### TASK INSTRUCTIONS
a – Answer these from the report on the arrested orphanage workers:
(i) How many children does the orphanage have, and how old are they?
(ii) What prison term do the workers face if convicted?
(iii) Who spoke for the Investigative Committee?
b – List every act of violence the police say the orphanage workers committed against the children, as given in the report on their arrest.
c – Extend the report on the arrested orphanage workers, picking up after its final sentence.

### PAGE EXTRACT
*** Block opens ***

The women were taken into custody early this week after the Armenian police claimed that they “periodically” slapped the children, pulled their hair and even hit them with sticks.
The police did not reveal the source of the information about the alleged violence. The allegation is believed to have been made by an orphanage insider.
A Yerevan court on Wednesday agreed to remand the three suspects in custody pending investigation conducted by Armenia’s Investigative Committee.
A spokeswoman for the committee, Rima Yeganian, insisted on Thursday that the law-enforcement agency had enough evidence to indict them. “The investigation is continuing,” she told RFE/RL’s Armenian Service.
The arrested orphanage workers will face between three and seven years in prison if convicted. They all deny the accusations, according to Levon Baghdasarian, a lawyer representing two of them.
“I am more than hopeful that many things will be cleared up during an objective investigation,” said Baghdasarian. He claimed that the “witness” who alerted the police did not implicate his clients in the violence.
The orphanage in question has 77 children aged 6 and younger. Many of them have health problems.

*** Block closes ***

### RECORDS SHOWN
*** Block opens ***

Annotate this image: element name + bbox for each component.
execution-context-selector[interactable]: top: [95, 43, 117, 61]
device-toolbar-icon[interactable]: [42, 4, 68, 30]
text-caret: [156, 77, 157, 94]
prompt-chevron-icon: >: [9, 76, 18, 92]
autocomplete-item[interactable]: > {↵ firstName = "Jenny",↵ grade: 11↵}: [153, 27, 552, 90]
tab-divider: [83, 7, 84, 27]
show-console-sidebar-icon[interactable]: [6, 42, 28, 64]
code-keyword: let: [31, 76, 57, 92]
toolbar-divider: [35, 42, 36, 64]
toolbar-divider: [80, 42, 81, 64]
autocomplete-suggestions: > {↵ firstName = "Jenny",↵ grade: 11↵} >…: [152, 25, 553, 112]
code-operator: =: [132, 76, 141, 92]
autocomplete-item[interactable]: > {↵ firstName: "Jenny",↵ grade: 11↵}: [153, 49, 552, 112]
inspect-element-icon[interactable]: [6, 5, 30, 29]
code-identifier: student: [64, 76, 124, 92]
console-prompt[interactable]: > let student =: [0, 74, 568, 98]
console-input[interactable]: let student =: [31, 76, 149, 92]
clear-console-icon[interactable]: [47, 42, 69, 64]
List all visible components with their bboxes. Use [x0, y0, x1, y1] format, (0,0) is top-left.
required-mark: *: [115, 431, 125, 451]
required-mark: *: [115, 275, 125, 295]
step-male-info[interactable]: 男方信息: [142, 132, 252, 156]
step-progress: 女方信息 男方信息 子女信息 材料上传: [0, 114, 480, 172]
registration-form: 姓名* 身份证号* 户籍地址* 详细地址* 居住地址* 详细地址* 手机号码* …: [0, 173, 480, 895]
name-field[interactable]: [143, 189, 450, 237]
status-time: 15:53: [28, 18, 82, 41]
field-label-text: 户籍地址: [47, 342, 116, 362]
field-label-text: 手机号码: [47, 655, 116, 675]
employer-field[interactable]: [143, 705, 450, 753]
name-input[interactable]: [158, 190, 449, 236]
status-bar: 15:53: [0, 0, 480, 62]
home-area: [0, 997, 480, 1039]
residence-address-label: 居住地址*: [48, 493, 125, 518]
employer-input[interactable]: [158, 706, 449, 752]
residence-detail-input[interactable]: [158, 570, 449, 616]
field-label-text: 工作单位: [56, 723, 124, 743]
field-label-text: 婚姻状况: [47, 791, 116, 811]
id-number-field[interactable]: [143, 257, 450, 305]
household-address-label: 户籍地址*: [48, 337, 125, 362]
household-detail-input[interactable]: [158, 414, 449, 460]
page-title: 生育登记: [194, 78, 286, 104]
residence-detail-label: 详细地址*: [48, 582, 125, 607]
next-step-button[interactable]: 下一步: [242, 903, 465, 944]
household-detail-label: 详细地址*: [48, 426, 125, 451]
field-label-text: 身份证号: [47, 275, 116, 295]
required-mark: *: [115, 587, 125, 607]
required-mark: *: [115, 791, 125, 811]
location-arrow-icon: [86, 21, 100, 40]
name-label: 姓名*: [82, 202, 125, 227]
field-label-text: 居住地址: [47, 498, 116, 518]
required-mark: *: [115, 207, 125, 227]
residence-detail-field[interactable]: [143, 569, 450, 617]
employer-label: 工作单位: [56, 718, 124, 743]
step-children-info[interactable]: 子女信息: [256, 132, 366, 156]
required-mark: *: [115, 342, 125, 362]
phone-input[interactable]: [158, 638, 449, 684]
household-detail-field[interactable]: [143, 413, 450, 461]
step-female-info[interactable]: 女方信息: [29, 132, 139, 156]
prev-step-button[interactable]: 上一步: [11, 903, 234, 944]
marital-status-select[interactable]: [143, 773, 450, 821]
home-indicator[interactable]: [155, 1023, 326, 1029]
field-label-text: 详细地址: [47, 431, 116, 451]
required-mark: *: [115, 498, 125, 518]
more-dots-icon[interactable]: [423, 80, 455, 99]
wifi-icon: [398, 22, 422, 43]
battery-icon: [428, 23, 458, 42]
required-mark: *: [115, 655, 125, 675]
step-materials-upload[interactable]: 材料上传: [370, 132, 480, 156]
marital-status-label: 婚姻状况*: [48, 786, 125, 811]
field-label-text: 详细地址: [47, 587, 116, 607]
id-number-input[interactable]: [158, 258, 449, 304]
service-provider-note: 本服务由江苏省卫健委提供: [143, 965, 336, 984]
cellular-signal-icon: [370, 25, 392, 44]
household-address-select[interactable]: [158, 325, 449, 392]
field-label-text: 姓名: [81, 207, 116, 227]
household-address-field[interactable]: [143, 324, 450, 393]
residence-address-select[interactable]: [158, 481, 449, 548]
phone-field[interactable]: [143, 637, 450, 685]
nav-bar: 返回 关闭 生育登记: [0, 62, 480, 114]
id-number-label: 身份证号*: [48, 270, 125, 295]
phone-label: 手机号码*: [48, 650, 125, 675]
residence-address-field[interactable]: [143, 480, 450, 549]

*** Block closes ***

### ANSWERS TO THE EXERCISES
a –
(i) 77 children, aged 6 and younger.
(ii) Between three and seven years.
(iii) Rima Yeganian.

b – Slapping the children, pulling their hair, hitting them with sticks.

c –
This and other orphanages are overseen and inspected by a department on children’s affairs at the Armenian Ministry of Labor and Social Affairs. They all have been in quarantine since February due to the coronavirus pandemic.
“Unfortunately we cannot say that this was an isolated case,” the head of the department, Anahit Kalantarian, said, commenting on the alleged child abuse.
Kalantarian said that her subordinates most recently visited the orphanage last year and found no indications of ill-treatment of orphans living there. She said they have not been able to inspect it this year because of the continuing quarantine.
The orphanage’s former director, Liana Karapetian, and three other individuals were charged last December with arranging illegal adoptions of Armenian children by foreigners in return for bribes. Karapetian was fired shortly afterwards despite denying the accusations.
The Ministry of Labor and Social Affairs has still not appointed a new director. During a job contest organized in May it received 19 applications for the vacant position.
The ministry did not select any of those applicants and decided to hold another contest instead. Kalantarian said its results will be announced before the end of this month.